*WHAT IS NEEDED:* Identify each line in the records below that contains the word "RATIOS", and copy it.

*SOURCE MATERIAL:*
────────────────────

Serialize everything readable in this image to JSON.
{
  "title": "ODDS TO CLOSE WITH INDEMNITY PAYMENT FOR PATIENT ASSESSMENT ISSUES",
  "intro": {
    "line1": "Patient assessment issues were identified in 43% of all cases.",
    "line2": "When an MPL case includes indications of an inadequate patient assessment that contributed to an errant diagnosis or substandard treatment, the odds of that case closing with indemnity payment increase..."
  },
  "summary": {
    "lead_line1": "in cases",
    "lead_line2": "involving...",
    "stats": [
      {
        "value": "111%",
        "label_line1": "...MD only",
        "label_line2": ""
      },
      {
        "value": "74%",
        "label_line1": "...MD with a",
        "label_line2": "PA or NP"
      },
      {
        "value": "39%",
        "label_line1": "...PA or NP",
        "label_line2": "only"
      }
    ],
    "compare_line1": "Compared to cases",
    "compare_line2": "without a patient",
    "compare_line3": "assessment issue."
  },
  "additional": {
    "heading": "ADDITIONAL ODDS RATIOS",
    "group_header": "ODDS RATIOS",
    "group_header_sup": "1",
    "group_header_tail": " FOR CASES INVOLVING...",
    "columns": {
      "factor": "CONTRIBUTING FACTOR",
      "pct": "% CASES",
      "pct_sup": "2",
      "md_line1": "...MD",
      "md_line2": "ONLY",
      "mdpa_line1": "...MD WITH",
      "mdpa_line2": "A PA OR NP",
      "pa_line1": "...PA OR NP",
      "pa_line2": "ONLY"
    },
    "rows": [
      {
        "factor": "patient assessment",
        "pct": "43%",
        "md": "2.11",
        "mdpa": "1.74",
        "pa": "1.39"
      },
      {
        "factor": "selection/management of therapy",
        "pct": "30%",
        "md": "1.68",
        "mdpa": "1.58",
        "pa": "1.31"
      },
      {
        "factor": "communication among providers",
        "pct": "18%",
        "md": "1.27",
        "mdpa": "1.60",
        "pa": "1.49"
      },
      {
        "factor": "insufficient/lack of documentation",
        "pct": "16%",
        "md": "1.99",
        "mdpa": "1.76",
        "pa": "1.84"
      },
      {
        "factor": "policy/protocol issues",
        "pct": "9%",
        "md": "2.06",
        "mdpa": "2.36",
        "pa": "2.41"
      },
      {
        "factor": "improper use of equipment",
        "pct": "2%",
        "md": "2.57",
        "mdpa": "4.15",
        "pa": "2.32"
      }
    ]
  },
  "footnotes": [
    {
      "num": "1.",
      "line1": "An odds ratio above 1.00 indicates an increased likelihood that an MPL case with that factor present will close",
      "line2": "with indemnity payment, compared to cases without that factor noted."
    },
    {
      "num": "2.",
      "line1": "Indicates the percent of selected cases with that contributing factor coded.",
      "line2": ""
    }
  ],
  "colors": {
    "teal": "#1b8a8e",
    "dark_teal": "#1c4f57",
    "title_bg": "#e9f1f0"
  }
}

────────────────────

*ANSWER IN FULL:*
    "heading": "ADDITIONAL ODDS RATIOS",
    "group_header": "ODDS RATIOS",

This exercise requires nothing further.